Direction 1: Write out the antenna discussion word for word, everything from "- Instead of" down to "radiation (reception) characteristics.".
━━ Reading passage
When each leg of the stub has a half-wave element, it is still not necessarily a dipole. Technically, this is a vertical stacked-phased array with 2 half-wave elements. Of course, we won't argue about this, since you are at least partly right. (Refering back to "full-wave dipole") Let's move on.

3 or 4 elements?:
- Taking advantage of the fact that we have already reached this point, you can easily see how the 4-element Franklin antenna becomes a 3-element one. Because, although the middle element is connected to the antenna feed line in the middle, it is therefore physically in 2 parts, but at the same time it is considered a single part. (Half-wave dipol = 2 times quarter-wave, fed in the middle) So, this is a half-wave dipole. The other elements of the antenna are also half-wave, - connected with a phase matching (phase delay) stub. Together with the central dipole, there are a total of 3 active elements - they work in the same phase.
Examining the antenna in a different way: - The middle stub can be dropped from the system if both adjacent half-wave elements are cut in the middle - the two thus become a single half-wave dipole element.

You mentioned the physical stability concern and also the idea of soldering it to the PCB. It's a good idea, and develop your idea further with a box of the right size. This weatherproof and stiffening box should contain the PCB, antenna ends, coax cable and 1:1 balun and/or a ferrite core.

If you don't have instruments, it is very difficult to make the resonance of the antenna and the balun (both) exactly. The more tuned items in the system, the harder it is to make.

- Instead of the Pawsley stub, you can use - as a compromise - a split core ferrite (clap-on) to eliminate the flow of the common current between the antenna and the cable. In this way, the cable would no longer act as part of the antenna, it would not tune out its resonance and radiation (reception) characteristics.
━━━━
Direction 2: In the entries below, change "cell-camera" to "cell-trigger-camera" and leave all else as it is. Give back only everything from the line containing "table-row[interactable]: A<-11 NO" down to the line containing "cell-camera — [687, 180, 813, 207]".
━━ Extracted information
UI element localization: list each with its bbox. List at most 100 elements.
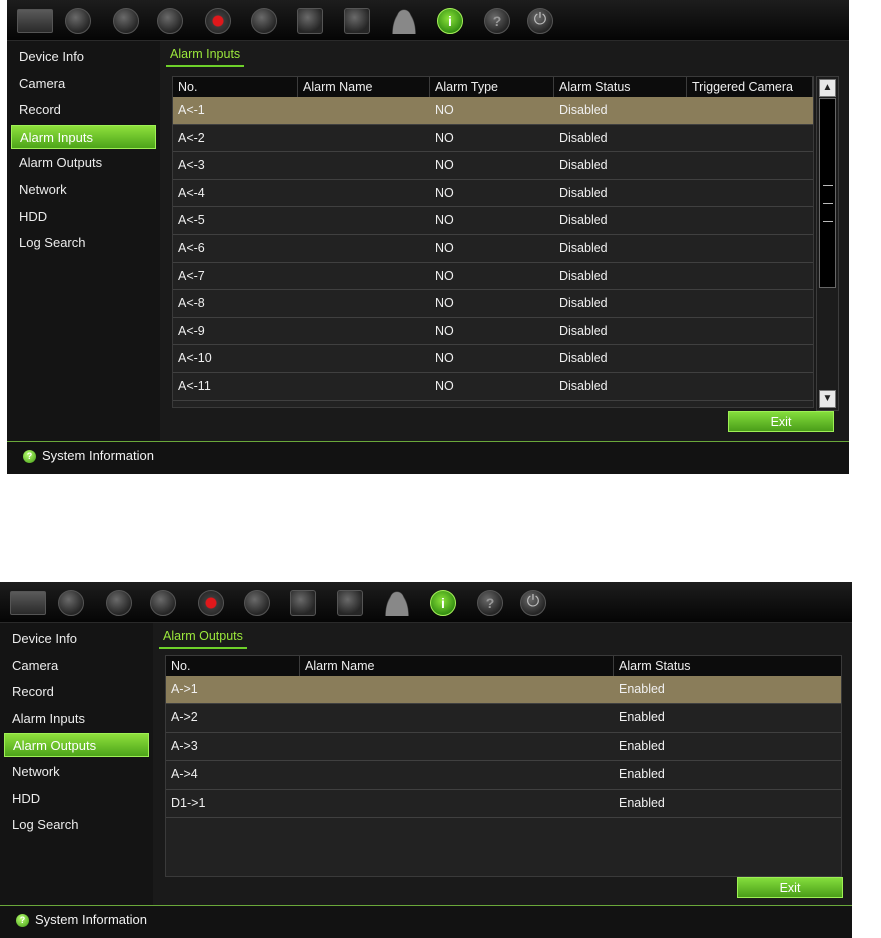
table-row[interactable]: A<-11 NO Disabled — [173, 373, 813, 401]
cell-camera — [687, 290, 813, 317]
alarm-icon[interactable] — [251, 8, 277, 34]
network-icon[interactable] — [157, 8, 183, 34]
tab-alarm-outputs[interactable]: Alarm Outputs — [159, 627, 247, 649]
power-icon[interactable]: ⏻ — [520, 590, 546, 616]
cell-camera — [687, 180, 813, 207]
network-icon[interactable] — [150, 590, 176, 616]
column-header-alarm-name[interactable]: Alarm Name — [300, 656, 614, 676]
vertical-scrollbar[interactable]: ▲ ▼ — [816, 76, 839, 411]
sidebar-item-hdd[interactable]: HDD — [4, 787, 149, 811]
cell-type: NO — [435, 241, 454, 255]
info-icon[interactable]: i — [437, 8, 463, 34]
table-row[interactable]: A<-10 NO Disabled — [173, 345, 813, 373]
cell-status: Disabled — [559, 241, 608, 255]
sidebar-item-record[interactable]: Record — [11, 98, 156, 122]
cell-no: A<-7 — [178, 268, 205, 283]
cell-name — [298, 373, 430, 400]
cell-status: Disabled — [559, 379, 608, 393]
table-row[interactable]: A<-5 NO Disabled — [173, 207, 813, 235]
monitor-icon[interactable] — [10, 591, 46, 615]
column-header-alarm-status[interactable]: Alarm Status — [554, 77, 687, 97]
sidebar-item-network[interactable]: Network — [4, 760, 149, 784]
cell-name — [298, 152, 430, 179]
sidebar-item-network[interactable]: Network — [11, 178, 156, 202]
cell-status: Disabled — [559, 103, 608, 117]
column-header-alarm-name[interactable]: Alarm Name — [298, 77, 430, 97]
scroll-down-button[interactable]: ▼ — [819, 390, 836, 408]
disk-icon[interactable] — [337, 590, 363, 616]
cell-name — [298, 263, 430, 290]
sidebar-item-alarm-inputs[interactable]: Alarm Inputs — [11, 124, 156, 149]
record-icon[interactable] — [198, 590, 224, 616]
sidebar-item-device-info[interactable]: Device Info — [11, 45, 156, 69]
help-icon[interactable]: ? — [477, 590, 503, 616]
sidebar-item-alarm-outputs[interactable]: Alarm Outputs — [11, 151, 156, 175]
scroll-thumb[interactable] — [819, 98, 836, 288]
table-row[interactable]: A->2 Enabled — [166, 704, 841, 733]
cell-status: Enabled — [619, 795, 665, 810]
table-row[interactable]: A<-8 NO Disabled — [173, 290, 813, 318]
camera-icon[interactable] — [65, 8, 91, 34]
column-header-no[interactable]: No. — [166, 656, 300, 676]
sidebar-item-alarm-outputs[interactable]: Alarm Outputs — [4, 733, 149, 758]
sidebar-item-log-search[interactable]: Log Search — [11, 231, 156, 255]
info-icon[interactable]: i — [430, 590, 456, 616]
table-row[interactable]: A<-9 NO Disabled — [173, 318, 813, 346]
table-row[interactable]: A<-4 NO Disabled — [173, 180, 813, 208]
exit-button[interactable]: Exit — [737, 877, 843, 898]
cell-status: Disabled — [559, 213, 608, 228]
table-row[interactable]: A<-7 NO Disabled — [173, 263, 813, 291]
sidebar: Device Info Camera Record Alarm Inputs Alarm… — [7, 41, 160, 441]
cell-type: NO — [435, 323, 454, 338]
table-row[interactable]: A->1 Enabled — [166, 676, 841, 705]
status-label: System Information — [42, 448, 154, 463]
cell-type: NO — [435, 185, 454, 200]
table-row[interactable]: A->3 Enabled — [166, 733, 841, 762]
hdd-icon[interactable] — [297, 8, 323, 34]
monitor-icon[interactable] — [17, 9, 53, 33]
tab-alarm-inputs[interactable]: Alarm Inputs — [166, 45, 245, 67]
table-row[interactable]: A<-6 NO Disabled — [173, 235, 813, 263]
ptz-icon[interactable] — [113, 8, 139, 34]
alarm-inputs-table: No. Alarm Name Alarm Type Alarm Status T… — [172, 76, 814, 408]
sidebar-item-alarm-inputs[interactable]: Alarm Inputs — [4, 707, 149, 731]
user-icon[interactable] — [384, 590, 410, 616]
cell-type: NO — [435, 268, 454, 283]
help-icon[interactable]: ? — [484, 8, 510, 34]
table-row[interactable]: A<-2 NO Disabled — [173, 125, 813, 153]
table-row[interactable]: D1->1 Enabled — [166, 790, 841, 818]
ptz-icon[interactable] — [106, 590, 132, 616]
column-header-alarm-status[interactable]: Alarm Status — [614, 656, 841, 676]
cell-no: A->2 — [171, 710, 198, 725]
cell-name — [298, 180, 430, 207]
grip-line — [823, 185, 833, 186]
sidebar-item-camera[interactable]: Camera — [4, 654, 149, 678]
alarm-icon[interactable] — [244, 590, 270, 616]
table-row[interactable]: A->4 Enabled — [166, 761, 841, 790]
main-toolbar: i? ⏻ — [0, 582, 852, 623]
cell-type: NO — [435, 158, 454, 173]
user-icon[interactable] — [391, 8, 417, 34]
cell-camera — [687, 97, 813, 124]
disk-icon[interactable] — [344, 8, 370, 34]
cell-type: NO — [435, 130, 454, 145]
column-header-alarm-type[interactable]: Alarm Type — [430, 77, 554, 97]
sidebar-item-camera[interactable]: Camera — [11, 72, 156, 96]
main-panel: Alarm Inputs No. Alarm Name Alarm Type A… — [160, 41, 849, 441]
exit-button[interactable]: Exit — [728, 411, 834, 432]
sidebar-item-device-info[interactable]: Device Info — [4, 627, 149, 651]
scroll-up-button[interactable]: ▲ — [819, 79, 836, 97]
table-row[interactable]: A<-3 NO Disabled — [173, 152, 813, 180]
grip-line — [823, 203, 833, 204]
sidebar-item-record[interactable]: Record — [4, 680, 149, 704]
column-header-no[interactable]: No. — [173, 77, 298, 97]
cell-no: A<-9 — [178, 323, 205, 338]
power-icon[interactable]: ⏻ — [527, 8, 553, 34]
camera-icon[interactable] — [58, 590, 84, 616]
table-row[interactable]: A<-1 NO Disabled — [173, 97, 813, 125]
sidebar-item-log-search[interactable]: Log Search — [4, 813, 149, 837]
column-header-triggered-camera[interactable]: Triggered Camera — [687, 77, 813, 97]
sidebar-item-hdd[interactable]: HDD — [11, 205, 156, 229]
hdd-icon[interactable] — [290, 590, 316, 616]
record-icon[interactable] — [205, 8, 231, 34]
━━━━
Exercise answer 1:
- Instead of the Pawsley stub, you can use - as a compromise - a split core ferrite (clap-on) to eliminate the flow of the common current between the antenna and the cable. In this way, the cable would no longer act as part of the antenna, it would not tune out its resonance and radiation (reception) characteristics.

Exercise answer 2:
table-row[interactable]: A<-11 NO Disabled — [173, 373, 813, 401]
cell-trigger-camera — [687, 290, 813, 317]
alarm-icon[interactable] — [251, 8, 277, 34]
network-icon[interactable] — [157, 8, 183, 34]
tab-alarm-outputs[interactable]: Alarm Outputs — [159, 627, 247, 649]
power-icon[interactable]: ⏻ — [520, 590, 546, 616]
cell-trigger-camera — [687, 180, 813, 207]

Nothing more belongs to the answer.